What you have to do -
Copy out every line in which the string "SPREAD" occurs.

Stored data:
- - - - - - -

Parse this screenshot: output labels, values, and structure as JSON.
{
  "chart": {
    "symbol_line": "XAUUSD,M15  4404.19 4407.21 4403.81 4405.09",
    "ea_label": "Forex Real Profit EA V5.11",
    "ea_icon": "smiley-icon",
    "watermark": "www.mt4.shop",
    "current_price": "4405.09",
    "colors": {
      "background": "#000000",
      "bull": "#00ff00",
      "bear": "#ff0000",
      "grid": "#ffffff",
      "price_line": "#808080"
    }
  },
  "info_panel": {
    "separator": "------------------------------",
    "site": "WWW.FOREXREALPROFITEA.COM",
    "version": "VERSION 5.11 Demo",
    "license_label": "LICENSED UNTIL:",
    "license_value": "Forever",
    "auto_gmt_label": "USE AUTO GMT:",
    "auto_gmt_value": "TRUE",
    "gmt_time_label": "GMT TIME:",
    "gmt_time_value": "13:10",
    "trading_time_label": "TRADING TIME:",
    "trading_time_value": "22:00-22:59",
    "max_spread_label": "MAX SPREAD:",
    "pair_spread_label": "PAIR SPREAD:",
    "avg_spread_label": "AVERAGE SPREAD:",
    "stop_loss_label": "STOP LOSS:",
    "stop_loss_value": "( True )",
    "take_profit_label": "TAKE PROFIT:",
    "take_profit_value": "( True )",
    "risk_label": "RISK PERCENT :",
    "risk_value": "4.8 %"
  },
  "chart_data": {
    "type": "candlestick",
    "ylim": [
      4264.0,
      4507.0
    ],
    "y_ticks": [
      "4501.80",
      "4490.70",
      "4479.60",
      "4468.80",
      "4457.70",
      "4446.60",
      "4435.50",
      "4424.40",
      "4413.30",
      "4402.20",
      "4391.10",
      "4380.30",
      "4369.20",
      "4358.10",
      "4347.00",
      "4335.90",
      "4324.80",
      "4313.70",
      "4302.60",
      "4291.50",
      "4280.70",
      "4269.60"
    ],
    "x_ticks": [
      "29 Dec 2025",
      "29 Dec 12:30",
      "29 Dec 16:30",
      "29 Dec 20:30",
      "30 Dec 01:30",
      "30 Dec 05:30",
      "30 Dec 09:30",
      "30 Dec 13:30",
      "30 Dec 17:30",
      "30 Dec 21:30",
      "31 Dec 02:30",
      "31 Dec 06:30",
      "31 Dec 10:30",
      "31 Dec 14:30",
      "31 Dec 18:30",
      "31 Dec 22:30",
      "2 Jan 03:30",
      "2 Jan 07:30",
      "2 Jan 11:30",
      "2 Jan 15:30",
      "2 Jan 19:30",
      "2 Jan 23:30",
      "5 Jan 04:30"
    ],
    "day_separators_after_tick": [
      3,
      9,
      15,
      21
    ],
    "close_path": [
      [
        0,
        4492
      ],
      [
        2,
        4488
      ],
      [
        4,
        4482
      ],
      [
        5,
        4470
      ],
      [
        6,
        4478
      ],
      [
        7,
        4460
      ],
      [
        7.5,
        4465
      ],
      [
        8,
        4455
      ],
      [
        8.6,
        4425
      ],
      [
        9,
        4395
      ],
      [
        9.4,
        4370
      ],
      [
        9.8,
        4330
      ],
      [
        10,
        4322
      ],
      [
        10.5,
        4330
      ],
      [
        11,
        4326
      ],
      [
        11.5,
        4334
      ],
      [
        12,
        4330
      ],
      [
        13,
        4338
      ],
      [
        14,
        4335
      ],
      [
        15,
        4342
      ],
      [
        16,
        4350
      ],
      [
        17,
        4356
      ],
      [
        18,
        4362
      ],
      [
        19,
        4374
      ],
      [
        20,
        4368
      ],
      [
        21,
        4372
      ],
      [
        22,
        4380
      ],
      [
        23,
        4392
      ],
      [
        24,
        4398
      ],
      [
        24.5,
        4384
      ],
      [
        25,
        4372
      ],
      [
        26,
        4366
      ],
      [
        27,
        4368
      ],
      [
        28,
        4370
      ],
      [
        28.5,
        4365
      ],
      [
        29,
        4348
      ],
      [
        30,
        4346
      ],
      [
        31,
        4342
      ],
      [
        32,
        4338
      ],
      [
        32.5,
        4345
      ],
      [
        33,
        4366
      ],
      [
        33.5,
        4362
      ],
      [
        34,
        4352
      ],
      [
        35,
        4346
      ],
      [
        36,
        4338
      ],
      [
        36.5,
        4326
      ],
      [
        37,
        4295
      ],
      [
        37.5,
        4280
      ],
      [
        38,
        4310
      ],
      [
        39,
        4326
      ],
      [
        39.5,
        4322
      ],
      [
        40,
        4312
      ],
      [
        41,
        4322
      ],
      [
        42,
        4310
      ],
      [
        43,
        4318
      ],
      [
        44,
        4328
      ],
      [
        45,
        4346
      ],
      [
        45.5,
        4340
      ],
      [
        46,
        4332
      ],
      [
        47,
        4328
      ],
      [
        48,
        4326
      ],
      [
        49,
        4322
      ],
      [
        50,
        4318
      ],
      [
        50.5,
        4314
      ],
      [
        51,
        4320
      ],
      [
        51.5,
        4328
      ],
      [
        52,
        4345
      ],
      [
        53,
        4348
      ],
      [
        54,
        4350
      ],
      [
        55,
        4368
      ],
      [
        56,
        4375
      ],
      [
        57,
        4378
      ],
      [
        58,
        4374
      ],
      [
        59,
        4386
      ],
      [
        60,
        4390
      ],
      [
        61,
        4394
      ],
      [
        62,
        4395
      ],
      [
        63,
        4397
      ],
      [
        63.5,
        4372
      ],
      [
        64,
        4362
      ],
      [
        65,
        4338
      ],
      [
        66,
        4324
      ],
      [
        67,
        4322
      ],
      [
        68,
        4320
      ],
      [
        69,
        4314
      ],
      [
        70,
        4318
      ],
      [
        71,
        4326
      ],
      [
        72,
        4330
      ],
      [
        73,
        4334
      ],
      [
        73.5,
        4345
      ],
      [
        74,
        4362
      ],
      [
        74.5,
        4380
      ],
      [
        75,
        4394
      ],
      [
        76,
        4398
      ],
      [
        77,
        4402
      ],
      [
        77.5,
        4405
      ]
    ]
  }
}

- - - - - - -

Solution below -
    "max_spread_label": "MAX SPREAD:",
    "pair_spread_label": "PAIR SPREAD:",
    "avg_spread_label": "AVERAGE SPREAD:",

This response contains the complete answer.